▸ **WHAT THIS TASK INVOLVES**
Of the lines listed below, how many contain the string "System"? Answer with the number alone.

══════════════════════════════

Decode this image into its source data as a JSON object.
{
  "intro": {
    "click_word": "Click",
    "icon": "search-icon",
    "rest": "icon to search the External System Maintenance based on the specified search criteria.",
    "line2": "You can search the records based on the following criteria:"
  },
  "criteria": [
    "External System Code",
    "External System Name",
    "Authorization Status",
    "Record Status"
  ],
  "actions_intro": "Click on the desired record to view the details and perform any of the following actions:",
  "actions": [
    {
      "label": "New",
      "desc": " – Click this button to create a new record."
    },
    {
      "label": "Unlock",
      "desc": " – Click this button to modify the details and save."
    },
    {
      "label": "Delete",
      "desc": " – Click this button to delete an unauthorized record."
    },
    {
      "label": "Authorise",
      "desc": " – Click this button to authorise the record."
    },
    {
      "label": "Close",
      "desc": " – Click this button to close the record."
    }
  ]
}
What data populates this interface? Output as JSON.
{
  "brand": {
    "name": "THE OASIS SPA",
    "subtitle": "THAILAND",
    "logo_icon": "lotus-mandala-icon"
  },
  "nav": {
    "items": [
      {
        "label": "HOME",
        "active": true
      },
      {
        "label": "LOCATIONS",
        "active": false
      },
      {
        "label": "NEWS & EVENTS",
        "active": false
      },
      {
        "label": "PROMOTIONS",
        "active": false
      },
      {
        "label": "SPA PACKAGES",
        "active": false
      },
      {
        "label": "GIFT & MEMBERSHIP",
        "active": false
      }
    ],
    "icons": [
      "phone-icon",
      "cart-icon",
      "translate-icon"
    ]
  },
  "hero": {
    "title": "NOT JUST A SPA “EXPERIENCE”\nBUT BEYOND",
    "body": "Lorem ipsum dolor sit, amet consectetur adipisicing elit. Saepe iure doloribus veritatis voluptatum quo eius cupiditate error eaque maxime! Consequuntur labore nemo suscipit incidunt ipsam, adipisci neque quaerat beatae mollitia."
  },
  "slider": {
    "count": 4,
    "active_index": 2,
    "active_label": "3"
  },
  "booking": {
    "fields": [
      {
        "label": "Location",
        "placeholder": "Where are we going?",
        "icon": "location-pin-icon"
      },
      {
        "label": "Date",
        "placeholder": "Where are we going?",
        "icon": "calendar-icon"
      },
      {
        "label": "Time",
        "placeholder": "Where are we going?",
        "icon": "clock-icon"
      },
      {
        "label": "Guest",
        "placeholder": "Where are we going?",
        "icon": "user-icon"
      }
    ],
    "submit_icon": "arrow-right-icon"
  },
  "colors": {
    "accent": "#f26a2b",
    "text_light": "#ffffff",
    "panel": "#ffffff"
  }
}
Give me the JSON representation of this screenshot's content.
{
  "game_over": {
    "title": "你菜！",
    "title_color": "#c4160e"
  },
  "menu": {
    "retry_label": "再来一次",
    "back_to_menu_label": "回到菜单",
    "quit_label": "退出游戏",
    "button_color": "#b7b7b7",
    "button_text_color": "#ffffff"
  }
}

══════════════════════════════

▸ **RESULT OF THE EXERCISE**
3